▶ **WHAT THIS TASK INVOLVES**
In the entries below, find the line containing "Output the text content of this document.". Copy it and all lines after it, exactly, through the end.

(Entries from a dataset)
>>>

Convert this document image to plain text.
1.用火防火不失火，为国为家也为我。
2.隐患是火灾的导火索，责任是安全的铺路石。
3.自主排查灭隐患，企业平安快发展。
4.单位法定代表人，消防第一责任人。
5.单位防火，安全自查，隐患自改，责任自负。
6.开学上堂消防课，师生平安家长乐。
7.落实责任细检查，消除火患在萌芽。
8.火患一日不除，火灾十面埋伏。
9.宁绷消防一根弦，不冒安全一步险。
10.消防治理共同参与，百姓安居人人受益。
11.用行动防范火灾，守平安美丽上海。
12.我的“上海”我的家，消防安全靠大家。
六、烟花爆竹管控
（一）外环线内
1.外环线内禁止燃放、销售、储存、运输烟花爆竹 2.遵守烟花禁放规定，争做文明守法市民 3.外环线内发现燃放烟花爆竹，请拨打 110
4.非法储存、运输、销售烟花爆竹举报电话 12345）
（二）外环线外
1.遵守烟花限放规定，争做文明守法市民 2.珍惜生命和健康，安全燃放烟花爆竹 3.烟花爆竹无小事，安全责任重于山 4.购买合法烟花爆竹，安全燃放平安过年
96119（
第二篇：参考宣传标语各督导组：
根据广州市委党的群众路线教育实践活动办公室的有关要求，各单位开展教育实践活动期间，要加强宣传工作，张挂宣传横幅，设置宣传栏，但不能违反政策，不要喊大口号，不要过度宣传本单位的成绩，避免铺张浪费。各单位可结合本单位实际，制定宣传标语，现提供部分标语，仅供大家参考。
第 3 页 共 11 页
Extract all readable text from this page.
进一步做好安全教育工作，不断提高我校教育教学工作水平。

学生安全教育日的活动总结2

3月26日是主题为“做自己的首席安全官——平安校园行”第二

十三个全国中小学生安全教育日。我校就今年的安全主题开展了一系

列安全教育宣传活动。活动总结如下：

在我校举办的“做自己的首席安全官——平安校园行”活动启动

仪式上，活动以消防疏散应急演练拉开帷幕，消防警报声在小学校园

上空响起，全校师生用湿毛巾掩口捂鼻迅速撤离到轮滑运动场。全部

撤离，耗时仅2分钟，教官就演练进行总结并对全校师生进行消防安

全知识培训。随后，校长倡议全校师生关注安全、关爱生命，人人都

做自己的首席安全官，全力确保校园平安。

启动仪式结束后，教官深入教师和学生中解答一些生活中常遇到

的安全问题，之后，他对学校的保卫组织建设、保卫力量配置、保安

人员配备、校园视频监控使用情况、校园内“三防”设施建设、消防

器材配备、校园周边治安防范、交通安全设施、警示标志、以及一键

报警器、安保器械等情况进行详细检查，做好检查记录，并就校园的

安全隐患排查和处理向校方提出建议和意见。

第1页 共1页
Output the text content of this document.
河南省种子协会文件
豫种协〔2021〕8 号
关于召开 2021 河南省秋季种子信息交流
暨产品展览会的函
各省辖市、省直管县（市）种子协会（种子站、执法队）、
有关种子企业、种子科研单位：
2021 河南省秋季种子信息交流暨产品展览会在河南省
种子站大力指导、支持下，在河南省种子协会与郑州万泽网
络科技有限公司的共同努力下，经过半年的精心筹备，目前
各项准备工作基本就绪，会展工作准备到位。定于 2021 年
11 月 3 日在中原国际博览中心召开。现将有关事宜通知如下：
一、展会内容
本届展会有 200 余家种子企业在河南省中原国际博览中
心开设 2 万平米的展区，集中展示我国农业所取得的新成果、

<<<

▶ **TASK OUTPUT**
Output the text content of this document.
河南省种子协会文件
豫种协〔2021〕8 号
关于召开 2021 河南省秋季种子信息交流
暨产品展览会的函
各省辖市、省直管县（市）种子协会（种子站、执法队）、
有关种子企业、种子科研单位：
2021 河南省秋季种子信息交流暨产品展览会在河南省
种子站大力指导、支持下，在河南省种子协会与郑州万泽网
络科技有限公司的共同努力下，经过半年的精心筹备，目前
各项准备工作基本就绪，会展工作准备到位。定于 2021 年
11 月 3 日在中原国际博览中心召开。现将有关事宜通知如下：
一、展会内容
本届展会有 200 余家种子企业在河南省中原国际博览中
心开设 2 万平米的展区，集中展示我国农业所取得的新成果、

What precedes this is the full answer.